── Material shown ──

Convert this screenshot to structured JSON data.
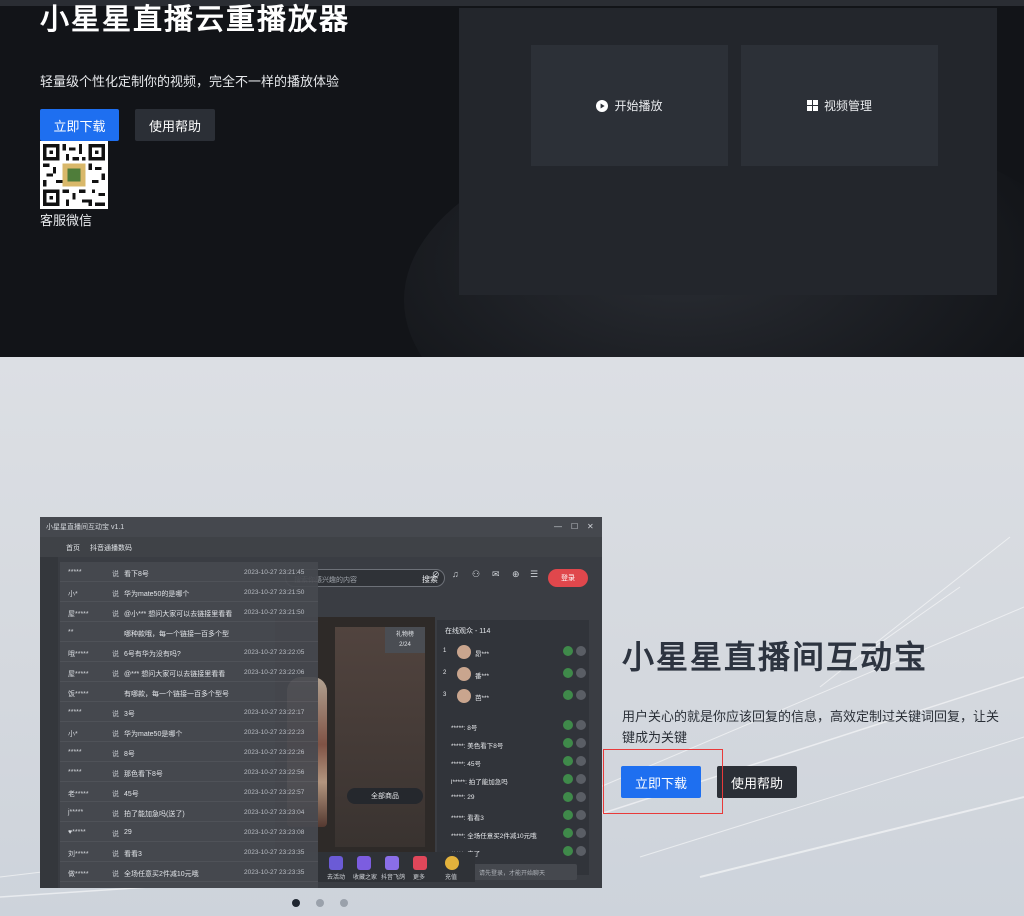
{
  "top_hero": {
    "title": "小星星直播云重播放器",
    "subtitle": "轻量级个性化定制你的视频，完全不一样的播放体验",
    "download_label": "立即下载",
    "help_label": "使用帮助",
    "qr_label": "客服微信",
    "player_cards": [
      {
        "label": "开始播放",
        "icon": "play-circle-icon"
      },
      {
        "label": "视频管理",
        "icon": "grid-icon"
      }
    ]
  },
  "bottom_hero": {
    "title": "小星星直播间互动宝",
    "description": "用户关心的就是你应该回复的信息，高效定制过关键词回复，让关键成为关键",
    "download_label": "立即下载",
    "help_label": "使用帮助",
    "highlight_color": "#e83a3a"
  },
  "carousel": {
    "count": 3,
    "active": 0
  },
  "app_mock": {
    "window_title": "小星星直播间互动宝 v1.1",
    "nav": [
      "首页",
      "抖音通播数码"
    ],
    "search_placeholder": "搜索你感兴趣的内容",
    "search_button": "搜索",
    "login_label": "登录",
    "top_icons": [
      "⊘",
      "♫",
      "⚇",
      "✉",
      "⊕",
      "☰"
    ],
    "viewer_badge": [
      "礼物榜",
      "2/24"
    ],
    "goods_label": "全部商品",
    "online_header": "在线观众 - 114",
    "chat_input": "请先登录，才能开始聊天",
    "comments": [
      {
        "user": "*****",
        "sep": "说",
        "msg": "看下8号",
        "date": "2023-10-27 23:21:45"
      },
      {
        "user": "小*",
        "sep": "说",
        "msg": "华为mate50的是哪个",
        "date": "2023-10-27 23:21:50"
      },
      {
        "user": "屋*****",
        "sep": "说",
        "msg": "@小*** 想问大家可以去链接里看看",
        "date": "2023-10-27 23:21:50"
      },
      {
        "user": "**",
        "sep": "",
        "msg": "哪种款哦，每一个链接一百多个型",
        "date": ""
      },
      {
        "user": "哦*****",
        "sep": "说",
        "msg": "6号有华为没有吗?",
        "date": "2023-10-27 23:22:05"
      },
      {
        "user": "屋*****",
        "sep": "说",
        "msg": "@*** 想问大家可以去链接里看看",
        "date": "2023-10-27 23:22:06"
      },
      {
        "user": "饭*****",
        "sep": "",
        "msg": "有哪款，每一个链接一百多个型号",
        "date": ""
      },
      {
        "user": "*****",
        "sep": "说",
        "msg": "3号",
        "date": "2023-10-27 23:22:17"
      },
      {
        "user": "小*",
        "sep": "说",
        "msg": "华为mate50是哪个",
        "date": "2023-10-27 23:22:23"
      },
      {
        "user": "*****",
        "sep": "说",
        "msg": "8号",
        "date": "2023-10-27 23:22:26"
      },
      {
        "user": "*****",
        "sep": "说",
        "msg": "那色看下8号",
        "date": "2023-10-27 23:22:56"
      },
      {
        "user": "老*****",
        "sep": "说",
        "msg": "45号",
        "date": "2023-10-27 23:22:57"
      },
      {
        "user": "j*****",
        "sep": "说",
        "msg": "拍了能加急吗(送了)",
        "date": "2023-10-27 23:23:04"
      },
      {
        "user": "♥*****",
        "sep": "说",
        "msg": "29",
        "date": "2023-10-27 23:23:08"
      },
      {
        "user": "刘*****",
        "sep": "说",
        "msg": "看看3",
        "date": "2023-10-27 23:23:35"
      },
      {
        "user": "做*****",
        "sep": "说",
        "msg": "全场任意买2件减10元哦",
        "date": "2023-10-27 23:23:35"
      }
    ],
    "online_rows": [
      {
        "tag": "1",
        "name": "昂***"
      },
      {
        "tag": "2",
        "name": "番***"
      },
      {
        "tag": "3",
        "name": "芭***"
      }
    ],
    "chat_rows": [
      "*****: 8号",
      "*****: 美色看下8号",
      "*****: 45号",
      "l*****: 拍了能加急吗",
      "*****: 29",
      "*****: 看看3",
      "*****: 全场任意买2件减10元哦",
      "*****: 来了"
    ],
    "bottom_items": [
      "去活动",
      "收藏之家",
      "抖音飞鸽",
      "更多",
      "充值"
    ]
  }
}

───

*Problem to solve:*
Print each of the records above exactly as written, leaving no picture in the copy.

*Result of this exercise:*
Convert this screenshot to structured JSON data.
{
  "top_hero": {
    "title": "小星星直播云重播放器",
    "subtitle": "轻量级个性化定制你的视频，完全不一样的播放体验",
    "download_label": "立即下载",
    "help_label": "使用帮助",
    "qr_label": "客服微信",
    "player_cards": [
      {
        "label": "开始播放",
        "icon": "play-circle-icon"
      },
      {
        "label": "视频管理",
        "icon": "grid-icon"
      }
    ]
  },
  "bottom_hero": {
    "title": "小星星直播间互动宝",
    "description": "用户关心的就是你应该回复的信息，高效定制过关键词回复，让关键成为关键",
    "download_label": "立即下载",
    "help_label": "使用帮助",
    "highlight_color": "#e83a3a"
  },
  "carousel": {
    "count": 3,
    "active": 0
  },
  "app_mock": {
    "window_title": "小星星直播间互动宝 v1.1",
    "nav": [
      "首页",
      "抖音通播数码"
    ],
    "search_placeholder": "搜索你感兴趣的内容",
    "search_button": "搜索",
    "login_label": "登录",
    "top_icons": [
      "⊘",
      "♫",
      "⚇",
      "✉",
      "⊕",
      "☰"
    ],
    "viewer_badge": [
      "礼物榜",
      "2/24"
    ],
    "goods_label": "全部商品",
    "online_header": "在线观众 - 114",
    "chat_input": "请先登录，才能开始聊天",
    "comments": [
      {
        "user": "*****",
        "sep": "说",
        "msg": "看下8号",
        "date": "2023-10-27 23:21:45"
      },
      {
        "user": "小*",
        "sep": "说",
        "msg": "华为mate50的是哪个",
        "date": "2023-10-27 23:21:50"
      },
      {
        "user": "屋*****",
        "sep": "说",
        "msg": "@小*** 想问大家可以去链接里看看",
        "date": "2023-10-27 23:21:50"
      },
      {
        "user": "**",
        "sep": "",
        "msg": "哪种款哦，每一个链接一百多个型",
        "date": ""
      },
      {
        "user": "哦*****",
        "sep": "说",
        "msg": "6号有华为没有吗?",
        "date": "2023-10-27 23:22:05"
      },
      {
        "user": "屋*****",
        "sep": "说",
        "msg": "@*** 想问大家可以去链接里看看",
        "date": "2023-10-27 23:22:06"
      },
      {
        "user": "饭*****",
        "sep": "",
        "msg": "有哪款，每一个链接一百多个型号",
        "date": ""
      },
      {
        "user": "*****",
        "sep": "说",
        "msg": "3号",
        "date": "2023-10-27 23:22:17"
      },
      {
        "user": "小*",
        "sep": "说",
        "msg": "华为mate50是哪个",
        "date": "2023-10-27 23:22:23"
      },
      {
        "user": "*****",
        "sep": "说",
        "msg": "8号",
        "date": "2023-10-27 23:22:26"
      },
      {
        "user": "*****",
        "sep": "说",
        "msg": "那色看下8号",
        "date": "2023-10-27 23:22:56"
      },
      {
        "user": "老*****",
        "sep": "说",
        "msg": "45号",
        "date": "2023-10-27 23:22:57"
      },
      {
        "user": "j*****",
        "sep": "说",
        "msg": "拍了能加急吗(送了)",
        "date": "2023-10-27 23:23:04"
      },
      {
        "user": "♥*****",
        "sep": "说",
        "msg": "29",
        "date": "2023-10-27 23:23:08"
      },
      {
        "user": "刘*****",
        "sep": "说",
        "msg": "看看3",
        "date": "2023-10-27 23:23:35"
      },
      {
        "user": "做*****",
        "sep": "说",
        "msg": "全场任意买2件减10元哦",
        "date": "2023-10-27 23:23:35"
      }
    ],
    "online_rows": [
      {
        "tag": "1",
        "name": "昂***"
      },
      {
        "tag": "2",
        "name": "番***"
      },
      {
        "tag": "3",
        "name": "芭***"
      }
    ],
    "chat_rows": [
      "*****: 8号",
      "*****: 美色看下8号",
      "*****: 45号",
      "l*****: 拍了能加急吗",
      "*****: 29",
      "*****: 看看3",
      "*****: 全场任意买2件减10元哦",
      "*****: 来了"
    ],
    "bottom_items": [
      "去活动",
      "收藏之家",
      "抖音飞鸽",
      "更多",
      "充值"
    ]
  }
}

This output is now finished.